Reproduce each record exactly.
─── SOURCE MATERIAL ───
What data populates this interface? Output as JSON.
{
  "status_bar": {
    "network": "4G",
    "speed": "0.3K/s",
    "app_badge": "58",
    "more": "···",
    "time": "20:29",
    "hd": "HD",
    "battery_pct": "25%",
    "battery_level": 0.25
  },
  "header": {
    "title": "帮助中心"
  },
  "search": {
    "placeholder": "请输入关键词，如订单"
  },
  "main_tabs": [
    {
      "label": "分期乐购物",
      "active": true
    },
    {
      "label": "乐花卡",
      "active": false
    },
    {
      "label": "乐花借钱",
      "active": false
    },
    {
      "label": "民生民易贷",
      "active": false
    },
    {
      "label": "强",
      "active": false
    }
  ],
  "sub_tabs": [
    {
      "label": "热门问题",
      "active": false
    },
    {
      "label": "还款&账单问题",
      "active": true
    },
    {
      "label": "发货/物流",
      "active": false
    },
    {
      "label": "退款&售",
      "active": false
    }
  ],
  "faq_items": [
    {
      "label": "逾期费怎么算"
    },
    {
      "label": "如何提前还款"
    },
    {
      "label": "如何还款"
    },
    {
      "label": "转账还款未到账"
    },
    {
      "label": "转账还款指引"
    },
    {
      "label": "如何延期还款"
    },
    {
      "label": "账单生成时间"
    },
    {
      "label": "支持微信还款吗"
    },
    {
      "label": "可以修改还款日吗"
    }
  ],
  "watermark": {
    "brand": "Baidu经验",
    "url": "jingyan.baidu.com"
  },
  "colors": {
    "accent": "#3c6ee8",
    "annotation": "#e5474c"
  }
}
───
### TASK SOLUTION
What data populates this interface? Output as JSON.
{
  "status_bar": {
    "network": "4G",
    "speed": "0.3K/s",
    "app_badge": "58",
    "more": "···",
    "time": "20:29",
    "hd": "HD",
    "battery_pct": "25%",
    "battery_level": 0.25
  },
  "header": {
    "title": "帮助中心"
  },
  "search": {
    "placeholder": "请输入关键词，如订单"
  },
  "main_tabs": [
    {
      "label": "分期乐购物",
      "active": true
    },
    {
      "label": "乐花卡",
      "active": false
    },
    {
      "label": "乐花借钱",
      "active": false
    },
    {
      "label": "民生民易贷",
      "active": false
    },
    {
      "label": "强",
      "active": false
    }
  ],
  "sub_tabs": [
    {
      "label": "热门问题",
      "active": false
    },
    {
      "label": "还款&账单问题",
      "active": true
    },
    {
      "label": "发货/物流",
      "active": false
    },
    {
      "label": "退款&售",
      "active": false
    }
  ],
  "faq_items": [
    {
      "label": "逾期费怎么算"
    },
    {
      "label": "如何提前还款"
    },
    {
      "label": "如何还款"
    },
    {
      "label": "转账还款未到账"
    },
    {
      "label": "转账还款指引"
    },
    {
      "label": "如何延期还款"
    },
    {
      "label": "账单生成时间"
    },
    {
      "label": "支持微信还款吗"
    },
    {
      "label": "可以修改还款日吗"
    }
  ],
  "watermark": {
    "brand": "Baidu经验",
    "url": "jingyan.baidu.com"
  },
  "colors": {
    "accent": "#3c6ee8",
    "annotation": "#e5474c"
  }
}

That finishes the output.